> Recorded data
>> Begin
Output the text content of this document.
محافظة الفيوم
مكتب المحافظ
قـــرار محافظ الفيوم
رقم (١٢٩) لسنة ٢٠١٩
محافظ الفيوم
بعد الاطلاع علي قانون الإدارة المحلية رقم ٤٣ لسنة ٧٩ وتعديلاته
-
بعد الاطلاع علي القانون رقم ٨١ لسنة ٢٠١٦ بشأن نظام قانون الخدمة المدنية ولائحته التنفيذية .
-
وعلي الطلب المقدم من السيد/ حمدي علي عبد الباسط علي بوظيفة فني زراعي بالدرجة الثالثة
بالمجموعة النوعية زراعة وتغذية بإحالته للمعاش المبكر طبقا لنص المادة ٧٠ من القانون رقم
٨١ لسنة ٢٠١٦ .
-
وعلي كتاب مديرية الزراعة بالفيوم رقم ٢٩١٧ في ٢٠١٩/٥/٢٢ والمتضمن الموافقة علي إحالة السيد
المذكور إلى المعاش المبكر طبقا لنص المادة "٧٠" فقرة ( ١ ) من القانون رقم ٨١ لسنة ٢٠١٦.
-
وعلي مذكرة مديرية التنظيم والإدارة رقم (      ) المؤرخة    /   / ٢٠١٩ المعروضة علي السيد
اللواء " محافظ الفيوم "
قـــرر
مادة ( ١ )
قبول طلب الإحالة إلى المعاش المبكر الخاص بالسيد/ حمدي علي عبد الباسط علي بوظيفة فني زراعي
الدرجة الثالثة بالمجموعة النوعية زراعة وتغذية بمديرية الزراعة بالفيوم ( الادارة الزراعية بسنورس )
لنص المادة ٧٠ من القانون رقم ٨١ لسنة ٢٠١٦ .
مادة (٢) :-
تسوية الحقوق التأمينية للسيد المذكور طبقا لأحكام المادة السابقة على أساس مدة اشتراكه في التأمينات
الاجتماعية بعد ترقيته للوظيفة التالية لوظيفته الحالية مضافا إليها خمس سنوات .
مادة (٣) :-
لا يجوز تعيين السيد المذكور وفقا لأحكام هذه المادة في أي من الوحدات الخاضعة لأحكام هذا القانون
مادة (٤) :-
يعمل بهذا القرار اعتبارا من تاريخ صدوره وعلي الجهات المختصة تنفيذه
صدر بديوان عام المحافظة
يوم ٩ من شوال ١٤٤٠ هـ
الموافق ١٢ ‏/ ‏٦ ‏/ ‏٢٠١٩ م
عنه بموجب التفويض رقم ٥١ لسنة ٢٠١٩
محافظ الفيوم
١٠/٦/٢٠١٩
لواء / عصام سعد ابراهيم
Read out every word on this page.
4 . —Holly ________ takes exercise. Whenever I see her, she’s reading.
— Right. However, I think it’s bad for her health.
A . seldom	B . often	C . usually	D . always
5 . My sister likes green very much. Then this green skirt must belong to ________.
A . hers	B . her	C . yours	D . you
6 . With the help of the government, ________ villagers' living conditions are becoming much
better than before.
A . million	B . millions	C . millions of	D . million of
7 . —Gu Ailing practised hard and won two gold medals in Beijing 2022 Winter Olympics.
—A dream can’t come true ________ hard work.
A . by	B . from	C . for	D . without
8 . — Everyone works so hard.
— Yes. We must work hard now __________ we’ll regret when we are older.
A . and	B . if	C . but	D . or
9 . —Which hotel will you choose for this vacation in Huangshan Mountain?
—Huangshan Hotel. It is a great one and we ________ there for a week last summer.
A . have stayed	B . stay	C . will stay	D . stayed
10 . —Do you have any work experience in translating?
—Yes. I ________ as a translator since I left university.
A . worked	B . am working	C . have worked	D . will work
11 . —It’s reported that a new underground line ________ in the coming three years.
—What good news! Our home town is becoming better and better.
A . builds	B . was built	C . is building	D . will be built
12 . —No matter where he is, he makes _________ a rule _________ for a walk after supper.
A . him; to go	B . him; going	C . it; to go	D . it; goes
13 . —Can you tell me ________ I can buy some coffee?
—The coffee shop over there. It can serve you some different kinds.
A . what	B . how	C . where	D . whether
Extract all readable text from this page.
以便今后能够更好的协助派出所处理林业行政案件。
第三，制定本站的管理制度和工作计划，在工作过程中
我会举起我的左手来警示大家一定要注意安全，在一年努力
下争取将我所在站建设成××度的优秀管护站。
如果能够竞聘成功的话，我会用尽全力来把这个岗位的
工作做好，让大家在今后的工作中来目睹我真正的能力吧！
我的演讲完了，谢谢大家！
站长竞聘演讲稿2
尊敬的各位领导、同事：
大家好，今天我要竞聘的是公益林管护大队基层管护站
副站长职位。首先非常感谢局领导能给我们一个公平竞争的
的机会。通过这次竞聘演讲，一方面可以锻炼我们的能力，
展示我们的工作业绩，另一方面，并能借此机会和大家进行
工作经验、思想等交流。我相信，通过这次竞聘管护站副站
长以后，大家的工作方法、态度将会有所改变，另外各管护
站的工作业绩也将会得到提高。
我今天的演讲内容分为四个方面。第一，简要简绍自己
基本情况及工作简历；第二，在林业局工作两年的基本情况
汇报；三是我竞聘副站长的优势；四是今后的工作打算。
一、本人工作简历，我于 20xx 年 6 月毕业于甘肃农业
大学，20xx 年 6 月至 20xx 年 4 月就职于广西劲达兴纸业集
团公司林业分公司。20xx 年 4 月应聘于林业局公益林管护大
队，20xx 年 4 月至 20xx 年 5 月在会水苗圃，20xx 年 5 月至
>> End
Return the lines above exactly, keeping every word.

Output the text content of this document.
محافظة الفيوم
مكتب المحافظ
قـــرار محافظ الفيوم
رقم (١٢٩) لسنة ٢٠١٩
محافظ الفيوم
بعد الاطلاع علي قانون الإدارة المحلية رقم ٤٣ لسنة ٧٩ وتعديلاته
-
بعد الاطلاع علي القانون رقم ٨١ لسنة ٢٠١٦ بشأن نظام قانون الخدمة المدنية ولائحته التنفيذية .
-
وعلي الطلب المقدم من السيد/ حمدي علي عبد الباسط علي بوظيفة فني زراعي بالدرجة الثالثة
بالمجموعة النوعية زراعة وتغذية بإحالته للمعاش المبكر طبقا لنص المادة ٧٠ من القانون رقم
٨١ لسنة ٢٠١٦ .
-
وعلي كتاب مديرية الزراعة بالفيوم رقم ٢٩١٧ في ٢٠١٩/٥/٢٢ والمتضمن الموافقة علي إحالة السيد
المذكور إلى المعاش المبكر طبقا لنص المادة "٧٠" فقرة ( ١ ) من القانون رقم ٨١ لسنة ٢٠١٦.
-
وعلي مذكرة مديرية التنظيم والإدارة رقم (      ) المؤرخة    /   / ٢٠١٩ المعروضة علي السيد
اللواء " محافظ الفيوم "
قـــرر
مادة ( ١ )
قبول طلب الإحالة إلى المعاش المبكر الخاص بالسيد/ حمدي علي عبد الباسط علي بوظيفة فني زراعي
الدرجة الثالثة بالمجموعة النوعية زراعة وتغذية بمديرية الزراعة بالفيوم ( الادارة الزراعية بسنورس )
لنص المادة ٧٠ من القانون رقم ٨١ لسنة ٢٠١٦ .
مادة (٢) :-
تسوية الحقوق التأمينية للسيد المذكور طبقا لأحكام المادة السابقة على أساس مدة اشتراكه في التأمينات
الاجتماعية بعد ترقيته للوظيفة التالية لوظيفته الحالية مضافا إليها خمس سنوات .
مادة (٣) :-
لا يجوز تعيين السيد المذكور وفقا لأحكام هذه المادة في أي من الوحدات الخاضعة لأحكام هذا القانون
مادة (٤) :-
يعمل بهذا القرار اعتبارا من تاريخ صدوره وعلي الجهات المختصة تنفيذه
صدر بديوان عام المحافظة
يوم ٩ من شوال ١٤٤٠ هـ
الموافق ١٢ ‏/ ‏٦ ‏/ ‏٢٠١٩ م
عنه بموجب التفويض رقم ٥١ لسنة ٢٠١٩
محافظ الفيوم
١٠/٦/٢٠١٩
لواء / عصام سعد ابراهيم
Read out every word on this page.
4 . —Holly ________ takes exercise. Whenever I see her, she’s reading.
— Right. However, I think it’s bad for her health.
A . seldom	B . often	C . usually	D . always
5 . My sister likes green very much. Then this green skirt must belong to ________.
A . hers	B . her	C . yours	D . you
6 . With the help of the government, ________ villagers' living conditions are becoming much
better than before.
A . million	B . millions	C . millions of	D . million of
7 . —Gu Ailing practised hard and won two gold medals in Beijing 2022 Winter Olympics.
—A dream can’t come true ________ hard work.
A . by	B . from	C . for	D . without
8 . — Everyone works so hard.
— Yes. We must work hard now __________ we’ll regret when we are older.
A . and	B . if	C . but	D . or
9 . —Which hotel will you choose for this vacation in Huangshan Mountain?
—Huangshan Hotel. It is a great one and we ________ there for a week last summer.
A . have stayed	B . stay	C . will stay	D . stayed
10 . —Do you have any work experience in translating?
—Yes. I ________ as a translator since I left university.
A . worked	B . am working	C . have worked	D . will work
11 . —It’s reported that a new underground line ________ in the coming three years.
—What good news! Our home town is becoming better and better.
A . builds	B . was built	C . is building	D . will be built
12 . —No matter where he is, he makes _________ a rule _________ for a walk after supper.
A . him; to go	B . him; going	C . it; to go	D . it; goes
13 . —Can you tell me ________ I can buy some coffee?
—The coffee shop over there. It can serve you some different kinds.
A . what	B . how	C . where	D . whether
Extract all readable text from this page.
以便今后能够更好的协助派出所处理林业行政案件。
第三，制定本站的管理制度和工作计划，在工作过程中
我会举起我的左手来警示大家一定要注意安全，在一年努力
下争取将我所在站建设成××度的优秀管护站。
如果能够竞聘成功的话，我会用尽全力来把这个岗位的
工作做好，让大家在今后的工作中来目睹我真正的能力吧！
我的演讲完了，谢谢大家！
站长竞聘演讲稿2
尊敬的各位领导、同事：
大家好，今天我要竞聘的是公益林管护大队基层管护站
副站长职位。首先非常感谢局领导能给我们一个公平竞争的
的机会。通过这次竞聘演讲，一方面可以锻炼我们的能力，
展示我们的工作业绩，另一方面，并能借此机会和大家进行
工作经验、思想等交流。我相信，通过这次竞聘管护站副站
长以后，大家的工作方法、态度将会有所改变，另外各管护
站的工作业绩也将会得到提高。
我今天的演讲内容分为四个方面。第一，简要简绍自己
基本情况及工作简历；第二，在林业局工作两年的基本情况
汇报；三是我竞聘副站长的优势；四是今后的工作打算。
一、本人工作简历，我于 20xx 年 6 月毕业于甘肃农业
大学，20xx 年 6 月至 20xx 年 4 月就职于广西劲达兴纸业集
团公司林业分公司。20xx 年 4 月应聘于林业局公益林管护大
队，20xx 年 4 月至 20xx 年 5 月在会水苗圃，20xx 年 5 月至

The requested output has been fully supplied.